◆ Text excerpt ◆
----------------
Filatov Anton, Filatov Artyom, Krinkin Kirill Saint-Petersburg Electrotechnical University “LETI”
St. Petersburg, Russia
ant.filatov, art32fil@gmail.com, kirill.krinkin@fruct.org
Chen Baian, Molodan Diana Massachusetts Institute of Technology
Cambridge, USA
baian, molodan@mit.edu
###### Abstract

SLAM (Simultaneous Localization and mapping) is one of the most challenging problems for mobile platforms and there is a huge amount of modern SLAM algorithms. The choice of the algorithm that might be used in every particular problem requires prior knowledge about advantages and disadvantages of each algorithm. This paper presents the approach for comparison of SLAM algorithms that allows to find the most accurate one. The accent of research is made on 2D SLAM algorithms and the focus of analysis is 2D map that is built after algorithm performance. Three metrics for evaluation of maps are presented in this paper.

## I Introduction

SLAM is a part of navigation problem for mobile platforms that involves capturing the data from sensors and then simultaneously creating map and determining their location on this map. Tasks that use SLAM are widespread nowadays and there exists a huge amount of algorithms that solve problems of simultaneous localization and mapping. They vary by types of sensors, ways of storing data, math apparatus for handling scan data, etc. Comparing the available algorithms and choosing the one best suited for a given environment is a challenge unto itself.

To estimate a SLAM algorithm quality means to estimate the accuracy of it’s results that may be determined by the map and trajectory of the mobile platform that were built during the run. The easiest way to compare results of several algorithms on the same data sequence is to calculate each difference between the built map and the ground truth map (i.e. the absolute one). However, ground truth maps are not available for many valuable datasets. For these data sequences, even when they have accompanying ground truth trajectories, it is complicated to extract a map against which the map built by the SLAM algorithm can be compared. If the data set has no ground truth, one must estimate the quality of an algorithm’s results by other means. To the best of authors knowledge, there are few such methods available.

The goal of this paper is to present methods for quantitative evaluation of 2D laser SLAM algorithm quality. The object of consideration is a result map, and by its visually assessing, it is possible to find out which algorithm creates the best map, i.e., to determine which map contains the lowest amount of noise, the most accurate walls, the lowest amount of artifacts etc. Some metrics of quantitative estimation are presented in this paper.

The framework that evaluates the maps is also presented in this paper. The maps that are built with each considered algorithm are compared using several metrics and a score is assigned for each run. In this way, it is possible to a ranking of SLAM algorithms even if the ground truths for are not provided for the considered datasets.

Properties of algorithms such as performance speed or map resolution were not considered because the main goal was to judge the accuracy of the output. Thus, all of the algorithms had enough resources and were set up with the same map resolution.

The paper is structured as follows: the state-of-art in SLAM algorithm evaluation is presented in section II, section III contains the description of metrics that are used for algorithms evaluation, section IV describes the framework for estimation, and in section V one can find experimental results for considered SLAM algorithms.
----------------
◆ Exercise 1 ◆
According to the SLAM evaluation text, which properties of the algorithms were left out of consideration, and why?
◆ Exercise 2 ◆
Continue the SLAM evaluation text from the point where it ends.
----------------
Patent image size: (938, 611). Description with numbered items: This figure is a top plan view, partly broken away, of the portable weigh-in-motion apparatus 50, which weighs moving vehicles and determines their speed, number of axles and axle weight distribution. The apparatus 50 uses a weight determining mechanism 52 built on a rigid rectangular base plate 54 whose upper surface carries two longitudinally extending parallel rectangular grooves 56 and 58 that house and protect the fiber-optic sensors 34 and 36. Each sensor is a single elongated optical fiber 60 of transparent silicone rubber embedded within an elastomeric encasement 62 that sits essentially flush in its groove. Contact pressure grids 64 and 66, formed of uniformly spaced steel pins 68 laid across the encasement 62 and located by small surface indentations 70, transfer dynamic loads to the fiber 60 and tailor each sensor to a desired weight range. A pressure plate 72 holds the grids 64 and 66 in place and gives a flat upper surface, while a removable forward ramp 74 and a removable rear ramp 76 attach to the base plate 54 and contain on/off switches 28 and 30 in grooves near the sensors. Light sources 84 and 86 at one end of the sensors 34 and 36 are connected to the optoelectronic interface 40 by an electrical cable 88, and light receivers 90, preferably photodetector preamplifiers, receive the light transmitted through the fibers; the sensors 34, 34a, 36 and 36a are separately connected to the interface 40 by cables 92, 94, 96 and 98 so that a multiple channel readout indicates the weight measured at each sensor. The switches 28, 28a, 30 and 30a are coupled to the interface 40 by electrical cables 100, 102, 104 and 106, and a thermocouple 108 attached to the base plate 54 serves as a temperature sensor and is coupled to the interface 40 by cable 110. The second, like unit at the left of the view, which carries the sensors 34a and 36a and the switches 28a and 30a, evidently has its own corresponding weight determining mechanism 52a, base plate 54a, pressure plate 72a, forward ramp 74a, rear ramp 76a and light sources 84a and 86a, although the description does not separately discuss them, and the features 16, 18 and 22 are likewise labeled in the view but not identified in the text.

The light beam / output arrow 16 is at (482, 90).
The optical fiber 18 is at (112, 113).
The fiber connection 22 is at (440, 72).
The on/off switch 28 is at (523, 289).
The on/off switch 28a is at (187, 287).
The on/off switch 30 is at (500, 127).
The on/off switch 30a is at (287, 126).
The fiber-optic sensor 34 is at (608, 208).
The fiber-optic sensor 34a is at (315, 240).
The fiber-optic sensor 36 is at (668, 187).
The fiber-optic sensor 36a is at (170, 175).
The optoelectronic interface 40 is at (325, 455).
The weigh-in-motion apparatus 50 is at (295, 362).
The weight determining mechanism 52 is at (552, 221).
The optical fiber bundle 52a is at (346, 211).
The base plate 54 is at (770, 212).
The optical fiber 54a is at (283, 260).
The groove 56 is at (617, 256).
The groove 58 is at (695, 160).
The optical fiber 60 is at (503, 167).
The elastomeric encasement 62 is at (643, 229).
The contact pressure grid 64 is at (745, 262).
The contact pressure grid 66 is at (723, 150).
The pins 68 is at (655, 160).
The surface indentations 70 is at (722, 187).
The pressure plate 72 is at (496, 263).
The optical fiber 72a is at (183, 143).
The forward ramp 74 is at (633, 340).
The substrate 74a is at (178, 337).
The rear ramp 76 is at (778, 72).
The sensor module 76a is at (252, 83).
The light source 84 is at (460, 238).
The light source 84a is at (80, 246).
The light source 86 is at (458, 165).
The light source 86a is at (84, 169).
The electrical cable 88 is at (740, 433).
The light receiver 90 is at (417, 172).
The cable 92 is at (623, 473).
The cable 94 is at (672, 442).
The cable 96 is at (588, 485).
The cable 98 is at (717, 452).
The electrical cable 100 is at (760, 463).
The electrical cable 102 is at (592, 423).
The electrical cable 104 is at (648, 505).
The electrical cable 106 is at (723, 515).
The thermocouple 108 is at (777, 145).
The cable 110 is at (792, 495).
----------------
◆ Answer 1 ◆
Performance speed and map resolution were not considered, because the main goal was to judge the accuracy of the output.

◆ Answer 2 ◆
## Ii State-of-Art

The evaluation of SLAM algorithms has always been an important but challenging problem. The most trivial and accurate way to evaluate an estimated map produced by SLAM algorithm quantitatively is by using distance from the ground truth map as in [1]. This should be the best possible way to evaluate an estimated map in principle, except for the fact that in practice, the expectation of estimated maps may slightly vary. Using different distance criteria, the evaluation metrics may favor a sharper or a more conservative map. Other features like favoring either false positive or false negative results could also be reflected by the selection of a proper criterion. As an example, in [1], the selected criterion is normalized distance in terms of k-nearest neighbor.

However, this trivial but accurate and straightforward approach is usually much less feasible in real life cases, where ground truth maps are really hard to obtain. A commonly used alternative, as seen in [2], is to compare estimated trajectory with ground truth trajectory. In [2], root-mean-square error (RMSE) is selected as the criterion for this metric. Compared to a ground truth map, a ground truth trajectory is much easier to obtain in practice, so that even though it is not as straightforward as using a ground truth map to evaluate the estimated map, comparison between the estimated trajectory and the ground truth trajectory is actually one of the most widely used metrics in real life situations.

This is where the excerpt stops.